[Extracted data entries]
################
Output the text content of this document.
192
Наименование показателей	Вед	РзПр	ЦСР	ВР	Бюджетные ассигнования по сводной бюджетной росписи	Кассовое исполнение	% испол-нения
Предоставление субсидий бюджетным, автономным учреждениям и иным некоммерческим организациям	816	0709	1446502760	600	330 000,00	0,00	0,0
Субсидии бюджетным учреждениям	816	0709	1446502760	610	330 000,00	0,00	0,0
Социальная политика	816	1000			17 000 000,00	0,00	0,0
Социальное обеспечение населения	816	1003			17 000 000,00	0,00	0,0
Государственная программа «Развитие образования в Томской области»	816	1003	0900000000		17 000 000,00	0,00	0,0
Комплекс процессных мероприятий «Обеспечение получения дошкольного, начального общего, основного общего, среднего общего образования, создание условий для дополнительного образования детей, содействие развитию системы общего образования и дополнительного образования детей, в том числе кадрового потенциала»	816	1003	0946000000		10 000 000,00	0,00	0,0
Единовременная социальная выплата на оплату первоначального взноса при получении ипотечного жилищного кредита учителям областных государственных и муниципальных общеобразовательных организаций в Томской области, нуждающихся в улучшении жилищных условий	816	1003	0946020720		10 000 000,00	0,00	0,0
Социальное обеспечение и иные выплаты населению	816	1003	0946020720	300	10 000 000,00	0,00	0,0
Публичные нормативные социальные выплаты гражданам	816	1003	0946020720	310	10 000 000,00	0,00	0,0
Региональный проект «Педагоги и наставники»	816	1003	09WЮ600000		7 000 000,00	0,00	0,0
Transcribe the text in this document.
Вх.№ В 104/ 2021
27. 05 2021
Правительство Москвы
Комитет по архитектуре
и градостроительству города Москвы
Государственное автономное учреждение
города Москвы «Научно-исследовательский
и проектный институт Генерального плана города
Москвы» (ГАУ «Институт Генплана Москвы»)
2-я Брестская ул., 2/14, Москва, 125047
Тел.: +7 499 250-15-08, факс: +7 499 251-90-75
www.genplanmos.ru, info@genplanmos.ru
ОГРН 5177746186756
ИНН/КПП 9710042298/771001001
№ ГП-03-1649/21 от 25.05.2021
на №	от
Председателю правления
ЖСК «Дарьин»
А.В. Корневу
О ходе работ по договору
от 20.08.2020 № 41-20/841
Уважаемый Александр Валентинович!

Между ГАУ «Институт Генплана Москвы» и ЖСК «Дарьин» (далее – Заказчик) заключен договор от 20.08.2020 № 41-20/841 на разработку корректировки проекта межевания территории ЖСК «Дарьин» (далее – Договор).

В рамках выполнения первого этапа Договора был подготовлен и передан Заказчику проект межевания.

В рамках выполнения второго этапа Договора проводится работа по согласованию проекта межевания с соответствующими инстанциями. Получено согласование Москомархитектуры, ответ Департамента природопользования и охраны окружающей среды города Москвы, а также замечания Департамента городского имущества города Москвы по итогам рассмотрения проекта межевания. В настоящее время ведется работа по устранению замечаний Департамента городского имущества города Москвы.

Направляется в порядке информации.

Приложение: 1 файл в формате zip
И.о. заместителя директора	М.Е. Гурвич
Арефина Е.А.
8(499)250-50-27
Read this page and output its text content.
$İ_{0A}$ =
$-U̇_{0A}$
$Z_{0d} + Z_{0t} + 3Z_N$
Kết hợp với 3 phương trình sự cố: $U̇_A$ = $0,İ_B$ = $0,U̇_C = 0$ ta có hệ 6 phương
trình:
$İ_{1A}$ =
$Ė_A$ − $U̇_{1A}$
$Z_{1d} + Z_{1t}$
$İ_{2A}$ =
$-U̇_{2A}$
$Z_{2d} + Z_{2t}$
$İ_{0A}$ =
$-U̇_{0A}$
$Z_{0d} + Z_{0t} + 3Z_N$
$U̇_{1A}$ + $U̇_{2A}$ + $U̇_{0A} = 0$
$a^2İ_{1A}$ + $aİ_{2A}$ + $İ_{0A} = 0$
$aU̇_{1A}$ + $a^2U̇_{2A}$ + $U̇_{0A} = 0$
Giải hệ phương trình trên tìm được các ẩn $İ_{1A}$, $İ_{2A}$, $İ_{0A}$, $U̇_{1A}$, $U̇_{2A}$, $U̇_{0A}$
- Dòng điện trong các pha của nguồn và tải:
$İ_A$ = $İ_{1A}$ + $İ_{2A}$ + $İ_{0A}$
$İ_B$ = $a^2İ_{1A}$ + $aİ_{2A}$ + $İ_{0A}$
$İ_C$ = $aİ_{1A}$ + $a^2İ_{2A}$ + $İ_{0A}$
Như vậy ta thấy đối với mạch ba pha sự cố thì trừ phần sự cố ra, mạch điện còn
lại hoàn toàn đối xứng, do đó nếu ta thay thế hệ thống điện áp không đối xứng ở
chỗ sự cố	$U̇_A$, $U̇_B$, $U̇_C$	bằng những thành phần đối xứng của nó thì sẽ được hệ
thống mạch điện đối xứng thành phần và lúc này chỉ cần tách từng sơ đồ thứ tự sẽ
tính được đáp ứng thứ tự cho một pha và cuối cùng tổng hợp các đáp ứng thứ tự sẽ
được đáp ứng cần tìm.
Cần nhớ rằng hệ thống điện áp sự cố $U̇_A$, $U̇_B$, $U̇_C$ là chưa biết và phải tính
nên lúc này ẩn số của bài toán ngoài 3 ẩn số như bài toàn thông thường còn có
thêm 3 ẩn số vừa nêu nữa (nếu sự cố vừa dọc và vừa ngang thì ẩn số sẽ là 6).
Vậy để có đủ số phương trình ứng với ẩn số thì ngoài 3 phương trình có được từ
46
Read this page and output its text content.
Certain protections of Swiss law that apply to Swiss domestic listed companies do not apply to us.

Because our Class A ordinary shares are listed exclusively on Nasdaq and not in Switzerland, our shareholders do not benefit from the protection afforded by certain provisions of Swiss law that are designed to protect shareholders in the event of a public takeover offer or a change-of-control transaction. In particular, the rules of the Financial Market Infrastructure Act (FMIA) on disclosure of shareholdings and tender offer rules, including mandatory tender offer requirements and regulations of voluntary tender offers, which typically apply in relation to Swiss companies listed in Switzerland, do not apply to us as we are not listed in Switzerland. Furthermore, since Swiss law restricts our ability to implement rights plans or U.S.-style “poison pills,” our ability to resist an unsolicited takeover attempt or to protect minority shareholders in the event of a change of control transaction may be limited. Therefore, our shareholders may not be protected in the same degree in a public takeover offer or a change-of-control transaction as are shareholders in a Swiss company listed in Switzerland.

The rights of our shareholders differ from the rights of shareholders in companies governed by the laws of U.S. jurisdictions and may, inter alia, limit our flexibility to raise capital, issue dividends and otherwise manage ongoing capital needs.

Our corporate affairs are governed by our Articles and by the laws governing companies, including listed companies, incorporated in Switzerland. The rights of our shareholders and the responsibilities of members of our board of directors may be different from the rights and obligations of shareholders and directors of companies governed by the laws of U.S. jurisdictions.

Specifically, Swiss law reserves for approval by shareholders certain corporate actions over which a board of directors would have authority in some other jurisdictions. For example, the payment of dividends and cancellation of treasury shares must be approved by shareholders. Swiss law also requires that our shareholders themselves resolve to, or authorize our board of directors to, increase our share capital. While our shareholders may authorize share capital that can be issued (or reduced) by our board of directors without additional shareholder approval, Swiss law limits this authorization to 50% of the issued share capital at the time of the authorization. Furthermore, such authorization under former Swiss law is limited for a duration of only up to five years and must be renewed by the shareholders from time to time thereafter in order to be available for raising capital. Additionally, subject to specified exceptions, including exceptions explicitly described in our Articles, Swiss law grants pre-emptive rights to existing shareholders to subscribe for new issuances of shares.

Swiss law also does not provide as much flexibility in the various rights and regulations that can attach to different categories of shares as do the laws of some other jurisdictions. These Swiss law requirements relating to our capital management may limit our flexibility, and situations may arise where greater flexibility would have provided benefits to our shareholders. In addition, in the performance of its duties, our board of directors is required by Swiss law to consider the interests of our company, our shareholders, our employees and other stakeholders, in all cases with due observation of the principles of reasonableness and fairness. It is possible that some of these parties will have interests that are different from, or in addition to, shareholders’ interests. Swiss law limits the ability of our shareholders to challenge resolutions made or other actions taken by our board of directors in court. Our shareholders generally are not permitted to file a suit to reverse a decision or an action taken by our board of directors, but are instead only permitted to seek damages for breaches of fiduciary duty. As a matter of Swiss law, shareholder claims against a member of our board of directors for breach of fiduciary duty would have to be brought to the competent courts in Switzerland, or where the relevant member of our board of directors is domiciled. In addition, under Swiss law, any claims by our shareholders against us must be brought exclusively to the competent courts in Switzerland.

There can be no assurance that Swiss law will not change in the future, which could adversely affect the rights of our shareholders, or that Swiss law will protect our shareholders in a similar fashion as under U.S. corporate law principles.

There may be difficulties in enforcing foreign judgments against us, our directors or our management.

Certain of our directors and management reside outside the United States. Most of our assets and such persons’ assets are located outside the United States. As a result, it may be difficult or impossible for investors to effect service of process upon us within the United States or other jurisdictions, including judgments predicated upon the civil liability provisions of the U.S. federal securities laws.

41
################
GOAL:
The lines to collect are those holding the string "выплаты"; copy them all.

ANSWER BELOW:
Социальное обеспечение и иные выплаты населению	816	1003	0946020720	300	10 000 000,00	0,00	0,0
Публичные нормативные социальные выплаты гражданам	816	1003	0946020720	310	10 000 000,00	0,00	0,0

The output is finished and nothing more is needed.